Extracted material:
— Begin —
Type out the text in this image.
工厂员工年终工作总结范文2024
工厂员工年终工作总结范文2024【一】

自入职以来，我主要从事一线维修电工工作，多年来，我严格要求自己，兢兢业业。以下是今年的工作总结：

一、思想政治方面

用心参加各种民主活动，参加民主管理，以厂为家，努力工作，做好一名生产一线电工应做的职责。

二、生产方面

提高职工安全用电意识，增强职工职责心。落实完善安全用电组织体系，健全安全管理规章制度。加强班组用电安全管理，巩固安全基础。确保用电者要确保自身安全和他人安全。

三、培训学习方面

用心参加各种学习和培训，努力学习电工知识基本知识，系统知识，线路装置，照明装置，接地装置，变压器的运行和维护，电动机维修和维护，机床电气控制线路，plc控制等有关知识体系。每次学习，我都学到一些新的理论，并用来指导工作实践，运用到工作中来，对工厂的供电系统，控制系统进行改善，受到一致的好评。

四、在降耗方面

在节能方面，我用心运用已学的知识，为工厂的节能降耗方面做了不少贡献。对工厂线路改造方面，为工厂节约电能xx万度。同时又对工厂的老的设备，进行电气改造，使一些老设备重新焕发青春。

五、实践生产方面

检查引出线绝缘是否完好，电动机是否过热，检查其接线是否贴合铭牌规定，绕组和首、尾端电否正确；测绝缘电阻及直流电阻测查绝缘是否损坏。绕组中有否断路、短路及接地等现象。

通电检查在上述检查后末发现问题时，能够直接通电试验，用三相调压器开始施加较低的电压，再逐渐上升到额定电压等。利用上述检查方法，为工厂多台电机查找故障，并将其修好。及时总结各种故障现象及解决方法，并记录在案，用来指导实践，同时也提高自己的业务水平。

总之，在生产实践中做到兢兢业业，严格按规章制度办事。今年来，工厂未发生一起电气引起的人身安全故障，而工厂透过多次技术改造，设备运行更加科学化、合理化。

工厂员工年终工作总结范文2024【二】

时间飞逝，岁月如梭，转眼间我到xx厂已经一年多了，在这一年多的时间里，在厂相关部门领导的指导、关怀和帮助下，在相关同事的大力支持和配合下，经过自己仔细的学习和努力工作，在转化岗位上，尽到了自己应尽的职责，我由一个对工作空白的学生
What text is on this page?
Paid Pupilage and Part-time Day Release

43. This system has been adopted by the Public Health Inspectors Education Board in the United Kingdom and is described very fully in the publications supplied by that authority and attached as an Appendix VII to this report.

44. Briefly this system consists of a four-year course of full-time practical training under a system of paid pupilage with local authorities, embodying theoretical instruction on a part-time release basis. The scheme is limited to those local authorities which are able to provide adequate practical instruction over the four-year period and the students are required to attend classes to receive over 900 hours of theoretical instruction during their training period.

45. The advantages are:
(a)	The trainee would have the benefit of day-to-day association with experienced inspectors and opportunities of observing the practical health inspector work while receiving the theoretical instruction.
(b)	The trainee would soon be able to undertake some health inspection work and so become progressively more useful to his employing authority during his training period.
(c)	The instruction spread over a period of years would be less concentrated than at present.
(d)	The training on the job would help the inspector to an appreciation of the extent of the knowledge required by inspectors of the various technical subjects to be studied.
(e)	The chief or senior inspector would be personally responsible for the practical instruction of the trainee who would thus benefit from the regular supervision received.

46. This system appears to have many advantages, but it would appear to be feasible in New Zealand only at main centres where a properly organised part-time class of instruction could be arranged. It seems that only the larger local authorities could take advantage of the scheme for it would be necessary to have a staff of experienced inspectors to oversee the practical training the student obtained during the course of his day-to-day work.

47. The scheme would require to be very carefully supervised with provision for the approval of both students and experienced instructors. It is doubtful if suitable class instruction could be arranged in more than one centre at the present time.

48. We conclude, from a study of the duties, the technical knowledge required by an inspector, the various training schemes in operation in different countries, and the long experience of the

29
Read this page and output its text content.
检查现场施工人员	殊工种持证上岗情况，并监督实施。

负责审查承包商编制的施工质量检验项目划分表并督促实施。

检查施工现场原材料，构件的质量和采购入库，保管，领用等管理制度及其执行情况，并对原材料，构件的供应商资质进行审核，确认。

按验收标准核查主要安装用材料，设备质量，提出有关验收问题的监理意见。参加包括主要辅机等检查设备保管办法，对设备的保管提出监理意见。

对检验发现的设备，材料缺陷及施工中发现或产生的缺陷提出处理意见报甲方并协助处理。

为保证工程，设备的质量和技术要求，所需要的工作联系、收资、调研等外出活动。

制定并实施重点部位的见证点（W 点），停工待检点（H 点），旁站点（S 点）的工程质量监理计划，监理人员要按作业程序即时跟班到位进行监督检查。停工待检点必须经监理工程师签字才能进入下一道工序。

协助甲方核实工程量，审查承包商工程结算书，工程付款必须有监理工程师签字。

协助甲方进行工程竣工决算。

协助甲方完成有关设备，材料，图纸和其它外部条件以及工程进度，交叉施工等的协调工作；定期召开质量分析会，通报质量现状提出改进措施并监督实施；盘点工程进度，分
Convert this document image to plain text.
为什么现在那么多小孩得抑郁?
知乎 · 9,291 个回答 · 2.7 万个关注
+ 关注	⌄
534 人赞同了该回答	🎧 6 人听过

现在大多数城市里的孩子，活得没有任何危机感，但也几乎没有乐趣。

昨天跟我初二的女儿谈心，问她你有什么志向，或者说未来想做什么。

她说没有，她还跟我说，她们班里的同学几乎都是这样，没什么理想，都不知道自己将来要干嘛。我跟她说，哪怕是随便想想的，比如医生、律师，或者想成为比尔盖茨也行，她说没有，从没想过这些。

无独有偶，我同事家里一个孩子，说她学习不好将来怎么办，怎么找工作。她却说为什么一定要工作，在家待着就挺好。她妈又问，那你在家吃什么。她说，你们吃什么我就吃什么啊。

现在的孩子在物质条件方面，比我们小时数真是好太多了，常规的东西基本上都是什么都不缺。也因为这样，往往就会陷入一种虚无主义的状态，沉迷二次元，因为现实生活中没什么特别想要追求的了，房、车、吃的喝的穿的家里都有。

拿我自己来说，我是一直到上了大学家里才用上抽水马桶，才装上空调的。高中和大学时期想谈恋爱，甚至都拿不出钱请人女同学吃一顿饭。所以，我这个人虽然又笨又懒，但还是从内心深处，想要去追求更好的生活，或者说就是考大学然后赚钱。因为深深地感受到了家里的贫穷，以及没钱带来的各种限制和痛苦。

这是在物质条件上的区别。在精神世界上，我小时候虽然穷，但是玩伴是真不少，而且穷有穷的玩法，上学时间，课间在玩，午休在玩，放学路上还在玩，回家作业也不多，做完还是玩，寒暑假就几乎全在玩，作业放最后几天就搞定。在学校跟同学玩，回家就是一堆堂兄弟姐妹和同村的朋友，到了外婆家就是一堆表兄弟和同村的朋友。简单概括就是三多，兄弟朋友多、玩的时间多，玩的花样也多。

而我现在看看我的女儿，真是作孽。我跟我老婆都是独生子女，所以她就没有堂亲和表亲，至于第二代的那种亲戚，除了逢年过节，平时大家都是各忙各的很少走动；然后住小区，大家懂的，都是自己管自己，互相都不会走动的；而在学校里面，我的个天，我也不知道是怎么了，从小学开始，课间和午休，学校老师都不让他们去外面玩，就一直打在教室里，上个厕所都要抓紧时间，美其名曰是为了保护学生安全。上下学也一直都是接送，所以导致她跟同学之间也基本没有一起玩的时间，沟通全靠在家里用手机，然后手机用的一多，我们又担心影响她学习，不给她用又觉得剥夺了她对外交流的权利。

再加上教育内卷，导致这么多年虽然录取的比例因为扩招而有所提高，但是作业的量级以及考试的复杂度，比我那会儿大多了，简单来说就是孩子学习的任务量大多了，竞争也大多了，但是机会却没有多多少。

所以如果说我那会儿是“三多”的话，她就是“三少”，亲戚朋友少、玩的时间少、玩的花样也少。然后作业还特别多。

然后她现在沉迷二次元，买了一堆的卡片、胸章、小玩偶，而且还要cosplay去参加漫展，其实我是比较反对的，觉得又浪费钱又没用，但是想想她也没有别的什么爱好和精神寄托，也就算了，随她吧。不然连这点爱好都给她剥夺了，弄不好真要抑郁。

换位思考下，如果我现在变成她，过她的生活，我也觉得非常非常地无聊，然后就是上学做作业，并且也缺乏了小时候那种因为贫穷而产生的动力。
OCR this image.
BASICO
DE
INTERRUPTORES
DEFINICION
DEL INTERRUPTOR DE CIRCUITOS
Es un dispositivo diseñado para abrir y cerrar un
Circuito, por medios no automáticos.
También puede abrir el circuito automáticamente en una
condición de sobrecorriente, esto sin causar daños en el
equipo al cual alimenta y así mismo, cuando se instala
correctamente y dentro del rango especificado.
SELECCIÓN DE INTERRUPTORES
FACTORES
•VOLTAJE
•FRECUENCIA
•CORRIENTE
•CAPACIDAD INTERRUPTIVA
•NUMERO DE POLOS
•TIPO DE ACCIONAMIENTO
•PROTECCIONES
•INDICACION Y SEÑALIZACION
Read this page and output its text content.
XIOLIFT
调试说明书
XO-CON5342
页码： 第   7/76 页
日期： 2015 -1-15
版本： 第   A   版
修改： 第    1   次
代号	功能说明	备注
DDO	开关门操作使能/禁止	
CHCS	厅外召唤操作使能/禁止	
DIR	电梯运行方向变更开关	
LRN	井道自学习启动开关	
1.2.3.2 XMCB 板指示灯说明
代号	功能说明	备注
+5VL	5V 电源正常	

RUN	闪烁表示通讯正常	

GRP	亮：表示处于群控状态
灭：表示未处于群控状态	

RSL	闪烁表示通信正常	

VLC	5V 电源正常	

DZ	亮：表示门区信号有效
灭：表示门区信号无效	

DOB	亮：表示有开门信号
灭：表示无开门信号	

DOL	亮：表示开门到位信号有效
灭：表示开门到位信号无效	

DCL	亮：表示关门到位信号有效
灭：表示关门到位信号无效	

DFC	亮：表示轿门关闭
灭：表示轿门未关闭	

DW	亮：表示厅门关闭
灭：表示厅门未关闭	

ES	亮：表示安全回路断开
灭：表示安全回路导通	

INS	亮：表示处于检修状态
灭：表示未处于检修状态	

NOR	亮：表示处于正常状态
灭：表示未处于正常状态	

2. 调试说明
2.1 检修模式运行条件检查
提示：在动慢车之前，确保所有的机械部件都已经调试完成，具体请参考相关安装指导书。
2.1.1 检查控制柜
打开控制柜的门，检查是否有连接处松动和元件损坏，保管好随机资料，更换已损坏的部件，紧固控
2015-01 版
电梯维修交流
— End —
Requirements: Look above for every line with the word "INTERRUPTORES" and copy it.

Exercise response:
INTERRUPTORES
SELECCIÓN DE INTERRUPTORES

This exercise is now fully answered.